Aim:
Copy out all of the data below with no alterations.

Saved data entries

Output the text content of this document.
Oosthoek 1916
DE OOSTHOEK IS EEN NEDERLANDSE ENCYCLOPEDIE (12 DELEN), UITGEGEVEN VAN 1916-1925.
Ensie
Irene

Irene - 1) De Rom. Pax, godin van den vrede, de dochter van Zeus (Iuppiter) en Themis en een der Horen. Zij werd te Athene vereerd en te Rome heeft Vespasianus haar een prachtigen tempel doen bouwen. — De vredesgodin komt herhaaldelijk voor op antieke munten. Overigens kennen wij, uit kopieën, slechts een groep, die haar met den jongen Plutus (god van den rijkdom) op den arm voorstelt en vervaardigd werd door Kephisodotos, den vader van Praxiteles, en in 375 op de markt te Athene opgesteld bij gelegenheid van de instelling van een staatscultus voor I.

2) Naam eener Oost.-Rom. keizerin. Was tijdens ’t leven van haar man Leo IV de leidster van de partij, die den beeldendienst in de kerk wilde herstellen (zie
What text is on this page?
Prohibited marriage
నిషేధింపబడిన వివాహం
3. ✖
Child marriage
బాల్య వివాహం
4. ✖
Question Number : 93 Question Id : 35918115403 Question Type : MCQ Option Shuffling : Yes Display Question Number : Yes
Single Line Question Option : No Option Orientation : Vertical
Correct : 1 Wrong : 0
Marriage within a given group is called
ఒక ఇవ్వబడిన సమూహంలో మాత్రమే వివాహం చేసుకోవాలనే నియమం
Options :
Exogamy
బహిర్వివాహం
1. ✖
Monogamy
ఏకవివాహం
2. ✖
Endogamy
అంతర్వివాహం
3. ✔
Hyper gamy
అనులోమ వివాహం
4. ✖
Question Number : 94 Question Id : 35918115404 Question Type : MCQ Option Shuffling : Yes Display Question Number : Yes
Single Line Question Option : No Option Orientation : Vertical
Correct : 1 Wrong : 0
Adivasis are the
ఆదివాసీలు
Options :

Answer to the exercise:
Output the text content of this document.
Oosthoek 1916
DE OOSTHOEK IS EEN NEDERLANDSE ENCYCLOPEDIE (12 DELEN), UITGEGEVEN VAN 1916-1925.
Ensie
Irene

Irene - 1) De Rom. Pax, godin van den vrede, de dochter van Zeus (Iuppiter) en Themis en een der Horen. Zij werd te Athene vereerd en te Rome heeft Vespasianus haar een prachtigen tempel doen bouwen. — De vredesgodin komt herhaaldelijk voor op antieke munten. Overigens kennen wij, uit kopieën, slechts een groep, die haar met den jongen Plutus (god van den rijkdom) op den arm voorstelt en vervaardigd werd door Kephisodotos, den vader van Praxiteles, en in 375 op de markt te Athene opgesteld bij gelegenheid van de instelling van een staatscultus voor I.

2) Naam eener Oost.-Rom. keizerin. Was tijdens ’t leven van haar man Leo IV de leidster van de partij, die den beeldendienst in de kerk wilde herstellen (zie
What text is on this page?
Prohibited marriage
నిషేధింపబడిన వివాహం
3. ✖
Child marriage
బాల్య వివాహం
4. ✖
Question Number : 93 Question Id : 35918115403 Question Type : MCQ Option Shuffling : Yes Display Question Number : Yes
Single Line Question Option : No Option Orientation : Vertical
Correct : 1 Wrong : 0
Marriage within a given group is called
ఒక ఇవ్వబడిన సమూహంలో మాత్రమే వివాహం చేసుకోవాలనే నియమం
Options :
Exogamy
బహిర్వివాహం
1. ✖
Monogamy
ఏకవివాహం
2. ✖
Endogamy
అంతర్వివాహం
3. ✔
Hyper gamy
అనులోమ వివాహం
4. ✖
Question Number : 94 Question Id : 35918115404 Question Type : MCQ Option Shuffling : Yes Display Question Number : Yes
Single Line Question Option : No Option Orientation : Vertical
Correct : 1 Wrong : 0
Adivasis are the
ఆదివాసీలు
Options :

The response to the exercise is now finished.